Stated goal:
Output solely the number of lines containing the string "selection".

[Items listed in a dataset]

--------

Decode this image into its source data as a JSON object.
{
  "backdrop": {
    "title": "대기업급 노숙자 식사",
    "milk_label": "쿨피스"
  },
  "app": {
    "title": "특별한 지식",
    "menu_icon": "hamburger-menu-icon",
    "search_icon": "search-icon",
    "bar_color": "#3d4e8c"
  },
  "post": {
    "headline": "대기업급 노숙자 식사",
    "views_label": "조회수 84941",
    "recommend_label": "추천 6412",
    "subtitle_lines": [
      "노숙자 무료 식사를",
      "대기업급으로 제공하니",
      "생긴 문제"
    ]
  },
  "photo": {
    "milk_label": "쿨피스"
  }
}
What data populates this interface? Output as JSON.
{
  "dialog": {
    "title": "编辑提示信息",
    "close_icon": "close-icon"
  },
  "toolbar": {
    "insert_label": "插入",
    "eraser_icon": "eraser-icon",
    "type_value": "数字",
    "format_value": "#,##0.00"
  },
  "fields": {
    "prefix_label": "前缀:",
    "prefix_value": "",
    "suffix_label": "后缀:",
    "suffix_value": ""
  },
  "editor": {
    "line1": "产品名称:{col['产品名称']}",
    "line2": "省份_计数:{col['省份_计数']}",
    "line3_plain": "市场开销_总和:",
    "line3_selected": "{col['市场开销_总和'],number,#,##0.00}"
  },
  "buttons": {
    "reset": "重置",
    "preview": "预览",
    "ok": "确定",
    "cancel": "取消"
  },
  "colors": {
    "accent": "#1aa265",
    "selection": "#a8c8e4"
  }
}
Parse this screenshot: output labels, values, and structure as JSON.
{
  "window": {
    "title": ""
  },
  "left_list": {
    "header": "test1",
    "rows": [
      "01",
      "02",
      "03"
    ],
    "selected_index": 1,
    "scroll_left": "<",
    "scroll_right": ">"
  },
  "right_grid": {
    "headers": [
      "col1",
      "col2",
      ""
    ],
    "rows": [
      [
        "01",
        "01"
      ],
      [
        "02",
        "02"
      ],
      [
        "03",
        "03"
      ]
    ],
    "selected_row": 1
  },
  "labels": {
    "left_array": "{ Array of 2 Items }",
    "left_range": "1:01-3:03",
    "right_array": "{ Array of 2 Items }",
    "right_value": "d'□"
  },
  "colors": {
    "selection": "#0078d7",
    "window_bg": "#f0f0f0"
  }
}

--------

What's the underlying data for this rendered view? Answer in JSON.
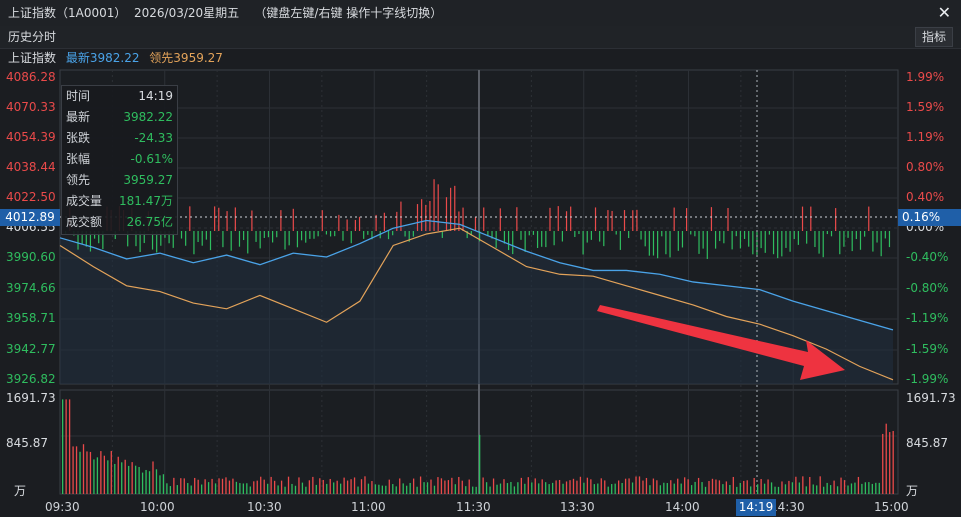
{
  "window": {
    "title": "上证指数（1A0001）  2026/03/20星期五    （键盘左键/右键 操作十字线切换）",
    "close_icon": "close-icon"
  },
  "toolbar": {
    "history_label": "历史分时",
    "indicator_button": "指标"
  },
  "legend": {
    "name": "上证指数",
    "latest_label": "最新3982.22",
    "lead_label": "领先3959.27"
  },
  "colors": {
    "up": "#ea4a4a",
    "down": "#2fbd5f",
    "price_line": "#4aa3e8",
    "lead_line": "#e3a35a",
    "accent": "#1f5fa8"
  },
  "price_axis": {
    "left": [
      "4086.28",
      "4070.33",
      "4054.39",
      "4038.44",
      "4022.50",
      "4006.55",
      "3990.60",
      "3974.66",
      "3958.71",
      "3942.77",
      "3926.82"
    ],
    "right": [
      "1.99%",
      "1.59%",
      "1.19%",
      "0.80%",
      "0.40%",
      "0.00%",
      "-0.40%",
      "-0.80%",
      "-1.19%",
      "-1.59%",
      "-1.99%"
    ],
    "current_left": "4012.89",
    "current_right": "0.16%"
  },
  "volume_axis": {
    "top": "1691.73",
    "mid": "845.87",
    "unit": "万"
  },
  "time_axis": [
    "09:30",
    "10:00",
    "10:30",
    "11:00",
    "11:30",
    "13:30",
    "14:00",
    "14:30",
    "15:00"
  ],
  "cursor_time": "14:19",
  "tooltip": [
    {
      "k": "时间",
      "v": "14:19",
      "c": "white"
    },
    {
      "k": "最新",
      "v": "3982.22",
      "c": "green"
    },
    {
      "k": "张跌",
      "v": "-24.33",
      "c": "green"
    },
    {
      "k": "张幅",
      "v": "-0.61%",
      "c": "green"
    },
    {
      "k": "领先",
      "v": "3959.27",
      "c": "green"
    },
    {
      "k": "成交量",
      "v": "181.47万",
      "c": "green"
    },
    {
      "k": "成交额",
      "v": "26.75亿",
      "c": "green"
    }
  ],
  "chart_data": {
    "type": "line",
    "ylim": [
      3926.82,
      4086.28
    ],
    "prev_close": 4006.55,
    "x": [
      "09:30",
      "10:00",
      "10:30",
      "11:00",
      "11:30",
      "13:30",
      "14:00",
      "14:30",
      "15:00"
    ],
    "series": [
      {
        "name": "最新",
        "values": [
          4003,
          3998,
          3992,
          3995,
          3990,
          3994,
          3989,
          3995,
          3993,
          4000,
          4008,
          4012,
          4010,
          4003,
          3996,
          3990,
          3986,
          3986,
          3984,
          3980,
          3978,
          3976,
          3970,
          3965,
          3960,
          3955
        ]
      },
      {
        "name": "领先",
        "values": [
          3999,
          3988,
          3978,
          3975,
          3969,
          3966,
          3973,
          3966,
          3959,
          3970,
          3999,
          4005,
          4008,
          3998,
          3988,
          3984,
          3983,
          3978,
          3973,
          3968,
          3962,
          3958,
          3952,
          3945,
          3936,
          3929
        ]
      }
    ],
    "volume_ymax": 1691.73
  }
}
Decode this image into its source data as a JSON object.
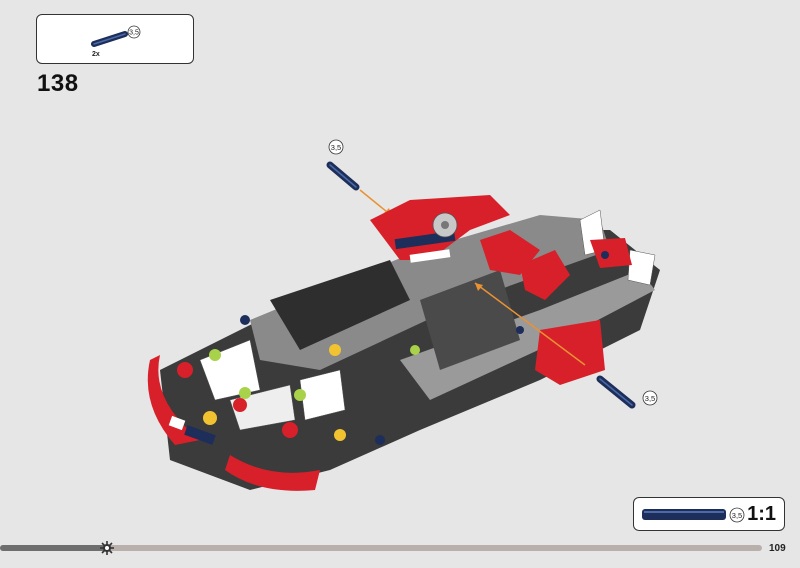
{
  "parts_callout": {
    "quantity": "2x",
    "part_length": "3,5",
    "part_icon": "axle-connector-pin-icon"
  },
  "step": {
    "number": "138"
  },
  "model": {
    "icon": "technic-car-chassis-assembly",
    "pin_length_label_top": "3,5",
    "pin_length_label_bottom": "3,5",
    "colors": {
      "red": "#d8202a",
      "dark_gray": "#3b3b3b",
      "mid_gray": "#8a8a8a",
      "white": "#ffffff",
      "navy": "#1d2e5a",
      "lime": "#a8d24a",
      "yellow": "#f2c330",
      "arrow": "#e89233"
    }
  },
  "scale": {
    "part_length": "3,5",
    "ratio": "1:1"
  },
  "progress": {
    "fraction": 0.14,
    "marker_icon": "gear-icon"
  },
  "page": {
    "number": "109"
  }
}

--------

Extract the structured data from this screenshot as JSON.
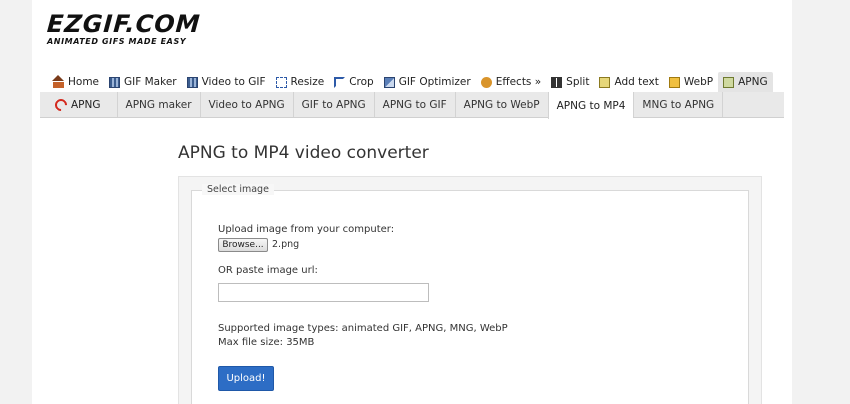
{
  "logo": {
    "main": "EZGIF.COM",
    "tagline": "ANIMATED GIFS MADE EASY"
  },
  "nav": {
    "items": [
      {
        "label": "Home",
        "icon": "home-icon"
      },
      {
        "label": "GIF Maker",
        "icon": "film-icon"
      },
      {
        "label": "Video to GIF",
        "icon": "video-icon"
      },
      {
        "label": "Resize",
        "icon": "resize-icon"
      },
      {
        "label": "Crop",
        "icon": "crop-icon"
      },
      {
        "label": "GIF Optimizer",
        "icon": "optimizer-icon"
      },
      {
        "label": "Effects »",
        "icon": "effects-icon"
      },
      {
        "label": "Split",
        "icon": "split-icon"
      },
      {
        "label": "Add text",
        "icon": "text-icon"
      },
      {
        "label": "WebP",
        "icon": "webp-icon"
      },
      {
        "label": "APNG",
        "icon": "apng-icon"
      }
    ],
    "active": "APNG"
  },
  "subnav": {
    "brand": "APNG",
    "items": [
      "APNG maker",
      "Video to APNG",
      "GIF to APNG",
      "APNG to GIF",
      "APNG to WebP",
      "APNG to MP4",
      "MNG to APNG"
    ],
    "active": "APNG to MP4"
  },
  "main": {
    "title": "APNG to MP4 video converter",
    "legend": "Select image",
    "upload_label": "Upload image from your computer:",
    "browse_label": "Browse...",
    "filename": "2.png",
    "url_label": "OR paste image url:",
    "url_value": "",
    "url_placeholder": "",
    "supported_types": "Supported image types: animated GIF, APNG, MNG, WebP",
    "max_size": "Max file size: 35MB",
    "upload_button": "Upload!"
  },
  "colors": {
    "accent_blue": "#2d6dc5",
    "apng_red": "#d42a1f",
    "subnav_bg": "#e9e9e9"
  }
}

--------

Task response:
2